» Work request: The entries below are to be returned exactly. Include all of them.

» Recorded data:

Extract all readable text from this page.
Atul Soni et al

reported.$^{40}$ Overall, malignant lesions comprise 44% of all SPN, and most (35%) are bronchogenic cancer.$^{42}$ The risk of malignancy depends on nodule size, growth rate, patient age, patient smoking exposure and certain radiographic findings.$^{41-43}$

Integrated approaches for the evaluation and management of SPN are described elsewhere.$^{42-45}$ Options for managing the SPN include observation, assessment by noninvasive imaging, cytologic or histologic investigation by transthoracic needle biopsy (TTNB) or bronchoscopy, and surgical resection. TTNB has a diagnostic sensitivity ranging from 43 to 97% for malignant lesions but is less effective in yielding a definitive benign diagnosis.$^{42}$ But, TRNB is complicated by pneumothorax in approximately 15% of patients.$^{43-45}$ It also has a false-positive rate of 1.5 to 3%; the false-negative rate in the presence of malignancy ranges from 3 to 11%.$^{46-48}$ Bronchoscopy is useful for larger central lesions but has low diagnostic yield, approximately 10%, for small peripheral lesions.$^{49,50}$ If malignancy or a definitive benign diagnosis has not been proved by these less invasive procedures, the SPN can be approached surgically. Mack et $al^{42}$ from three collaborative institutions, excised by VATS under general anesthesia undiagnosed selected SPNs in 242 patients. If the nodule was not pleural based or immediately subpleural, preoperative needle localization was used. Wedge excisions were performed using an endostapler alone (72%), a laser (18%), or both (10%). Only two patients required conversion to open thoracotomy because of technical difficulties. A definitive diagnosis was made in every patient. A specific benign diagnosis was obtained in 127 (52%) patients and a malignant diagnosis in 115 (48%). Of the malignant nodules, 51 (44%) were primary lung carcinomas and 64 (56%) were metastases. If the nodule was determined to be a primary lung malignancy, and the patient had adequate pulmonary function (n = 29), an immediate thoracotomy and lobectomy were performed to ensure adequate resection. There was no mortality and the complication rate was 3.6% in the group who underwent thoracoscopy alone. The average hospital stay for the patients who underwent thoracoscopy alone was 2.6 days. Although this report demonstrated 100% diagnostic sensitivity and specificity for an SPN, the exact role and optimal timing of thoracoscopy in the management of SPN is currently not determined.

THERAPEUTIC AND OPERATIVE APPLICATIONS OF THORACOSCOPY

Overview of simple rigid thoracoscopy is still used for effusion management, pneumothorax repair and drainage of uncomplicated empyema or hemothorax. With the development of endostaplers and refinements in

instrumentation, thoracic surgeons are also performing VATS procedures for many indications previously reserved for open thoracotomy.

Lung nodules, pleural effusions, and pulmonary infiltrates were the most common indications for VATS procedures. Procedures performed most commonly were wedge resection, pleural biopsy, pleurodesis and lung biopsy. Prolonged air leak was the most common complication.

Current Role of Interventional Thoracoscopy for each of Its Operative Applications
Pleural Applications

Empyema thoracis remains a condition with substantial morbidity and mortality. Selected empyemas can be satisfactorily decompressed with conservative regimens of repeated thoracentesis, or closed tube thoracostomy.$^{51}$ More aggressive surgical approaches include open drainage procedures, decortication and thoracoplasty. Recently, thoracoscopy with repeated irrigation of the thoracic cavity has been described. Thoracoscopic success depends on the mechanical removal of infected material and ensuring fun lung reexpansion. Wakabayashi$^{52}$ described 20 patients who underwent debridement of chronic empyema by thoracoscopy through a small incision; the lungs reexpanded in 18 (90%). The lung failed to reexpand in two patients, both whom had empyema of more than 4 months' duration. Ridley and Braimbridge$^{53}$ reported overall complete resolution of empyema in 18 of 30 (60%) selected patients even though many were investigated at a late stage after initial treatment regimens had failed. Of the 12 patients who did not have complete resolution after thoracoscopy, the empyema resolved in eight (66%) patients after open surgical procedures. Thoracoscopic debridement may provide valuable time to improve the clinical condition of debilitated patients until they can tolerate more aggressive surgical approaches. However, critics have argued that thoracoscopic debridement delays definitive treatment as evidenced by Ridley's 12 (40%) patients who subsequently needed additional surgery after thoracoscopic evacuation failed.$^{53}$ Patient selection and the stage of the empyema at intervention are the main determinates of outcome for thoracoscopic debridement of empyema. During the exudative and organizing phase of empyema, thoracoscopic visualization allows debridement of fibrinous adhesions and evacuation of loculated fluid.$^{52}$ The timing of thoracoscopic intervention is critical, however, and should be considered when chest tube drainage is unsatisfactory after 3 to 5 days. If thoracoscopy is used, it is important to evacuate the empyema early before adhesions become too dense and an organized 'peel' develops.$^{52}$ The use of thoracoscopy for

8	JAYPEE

» Written answer:
Extract all readable text from this page.
Atul Soni et al

reported.$^{40}$ Overall, malignant lesions comprise 44% of all SPN, and most (35%) are bronchogenic cancer.$^{42}$ The risk of malignancy depends on nodule size, growth rate, patient age, patient smoking exposure and certain radiographic findings.$^{41-43}$

Integrated approaches for the evaluation and management of SPN are described elsewhere.$^{42-45}$ Options for managing the SPN include observation, assessment by noninvasive imaging, cytologic or histologic investigation by transthoracic needle biopsy (TTNB) or bronchoscopy, and surgical resection. TTNB has a diagnostic sensitivity ranging from 43 to 97% for malignant lesions but is less effective in yielding a definitive benign diagnosis.$^{42}$ But, TRNB is complicated by pneumothorax in approximately 15% of patients.$^{43-45}$ It also has a false-positive rate of 1.5 to 3%; the false-negative rate in the presence of malignancy ranges from 3 to 11%.$^{46-48}$ Bronchoscopy is useful for larger central lesions but has low diagnostic yield, approximately 10%, for small peripheral lesions.$^{49,50}$ If malignancy or a definitive benign diagnosis has not been proved by these less invasive procedures, the SPN can be approached surgically. Mack et $al^{42}$ from three collaborative institutions, excised by VATS under general anesthesia undiagnosed selected SPNs in 242 patients. If the nodule was not pleural based or immediately subpleural, preoperative needle localization was used. Wedge excisions were performed using an endostapler alone (72%), a laser (18%), or both (10%). Only two patients required conversion to open thoracotomy because of technical difficulties. A definitive diagnosis was made in every patient. A specific benign diagnosis was obtained in 127 (52%) patients and a malignant diagnosis in 115 (48%). Of the malignant nodules, 51 (44%) were primary lung carcinomas and 64 (56%) were metastases. If the nodule was determined to be a primary lung malignancy, and the patient had adequate pulmonary function (n = 29), an immediate thoracotomy and lobectomy were performed to ensure adequate resection. There was no mortality and the complication rate was 3.6% in the group who underwent thoracoscopy alone. The average hospital stay for the patients who underwent thoracoscopy alone was 2.6 days. Although this report demonstrated 100% diagnostic sensitivity and specificity for an SPN, the exact role and optimal timing of thoracoscopy in the management of SPN is currently not determined.

THERAPEUTIC AND OPERATIVE APPLICATIONS OF THORACOSCOPY

Overview of simple rigid thoracoscopy is still used for effusion management, pneumothorax repair and drainage of uncomplicated empyema or hemothorax. With the development of endostaplers and refinements in

instrumentation, thoracic surgeons are also performing VATS procedures for many indications previously reserved for open thoracotomy.

Lung nodules, pleural effusions, and pulmonary infiltrates were the most common indications for VATS procedures. Procedures performed most commonly were wedge resection, pleural biopsy, pleurodesis and lung biopsy. Prolonged air leak was the most common complication.

Current Role of Interventional Thoracoscopy for each of Its Operative Applications
Pleural Applications

Empyema thoracis remains a condition with substantial morbidity and mortality. Selected empyemas can be satisfactorily decompressed with conservative regimens of repeated thoracentesis, or closed tube thoracostomy.$^{51}$ More aggressive surgical approaches include open drainage procedures, decortication and thoracoplasty. Recently, thoracoscopy with repeated irrigation of the thoracic cavity has been described. Thoracoscopic success depends on the mechanical removal of infected material and ensuring fun lung reexpansion. Wakabayashi$^{52}$ described 20 patients who underwent debridement of chronic empyema by thoracoscopy through a small incision; the lungs reexpanded in 18 (90%). The lung failed to reexpand in two patients, both whom had empyema of more than 4 months' duration. Ridley and Braimbridge$^{53}$ reported overall complete resolution of empyema in 18 of 30 (60%) selected patients even though many were investigated at a late stage after initial treatment regimens had failed. Of the 12 patients who did not have complete resolution after thoracoscopy, the empyema resolved in eight (66%) patients after open surgical procedures. Thoracoscopic debridement may provide valuable time to improve the clinical condition of debilitated patients until they can tolerate more aggressive surgical approaches. However, critics have argued that thoracoscopic debridement delays definitive treatment as evidenced by Ridley's 12 (40%) patients who subsequently needed additional surgery after thoracoscopic evacuation failed.$^{53}$ Patient selection and the stage of the empyema at intervention are the main determinates of outcome for thoracoscopic debridement of empyema. During the exudative and organizing phase of empyema, thoracoscopic visualization allows debridement of fibrinous adhesions and evacuation of loculated fluid.$^{52}$ The timing of thoracoscopic intervention is critical, however, and should be considered when chest tube drainage is unsatisfactory after 3 to 5 days. If thoracoscopy is used, it is important to evacuate the empyema early before adhesions become too dense and an organized 'peel' develops.$^{52}$ The use of thoracoscopy for

8	JAYPEE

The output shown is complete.